(Records from a dataset)
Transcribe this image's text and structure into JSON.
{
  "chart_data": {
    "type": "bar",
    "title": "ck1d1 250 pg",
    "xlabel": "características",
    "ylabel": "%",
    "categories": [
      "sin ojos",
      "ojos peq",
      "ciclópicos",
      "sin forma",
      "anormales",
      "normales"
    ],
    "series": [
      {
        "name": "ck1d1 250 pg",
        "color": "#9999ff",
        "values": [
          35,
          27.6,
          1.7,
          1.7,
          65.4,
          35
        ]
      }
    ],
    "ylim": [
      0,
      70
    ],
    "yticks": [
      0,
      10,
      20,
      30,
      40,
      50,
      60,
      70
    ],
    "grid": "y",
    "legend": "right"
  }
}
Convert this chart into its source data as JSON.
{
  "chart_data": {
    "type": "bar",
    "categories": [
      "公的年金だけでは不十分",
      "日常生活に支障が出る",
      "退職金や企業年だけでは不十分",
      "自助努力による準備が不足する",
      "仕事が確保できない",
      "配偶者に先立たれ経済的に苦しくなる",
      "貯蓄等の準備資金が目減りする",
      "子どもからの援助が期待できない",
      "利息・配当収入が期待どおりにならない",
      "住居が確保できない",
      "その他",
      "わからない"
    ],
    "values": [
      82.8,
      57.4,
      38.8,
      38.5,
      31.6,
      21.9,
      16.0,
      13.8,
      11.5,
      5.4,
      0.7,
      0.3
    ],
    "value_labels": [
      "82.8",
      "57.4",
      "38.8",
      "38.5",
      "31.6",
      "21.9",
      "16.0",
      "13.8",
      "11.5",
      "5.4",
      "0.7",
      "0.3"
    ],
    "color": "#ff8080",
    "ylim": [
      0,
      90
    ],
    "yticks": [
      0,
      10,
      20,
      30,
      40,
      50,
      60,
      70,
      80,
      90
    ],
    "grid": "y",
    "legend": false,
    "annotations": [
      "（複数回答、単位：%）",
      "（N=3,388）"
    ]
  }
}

To be done:
Pull out each line of the listing that holds the string "into".

The response:
Transcribe this image's text and structure into JSON.
Convert this chart into its source data as JSON.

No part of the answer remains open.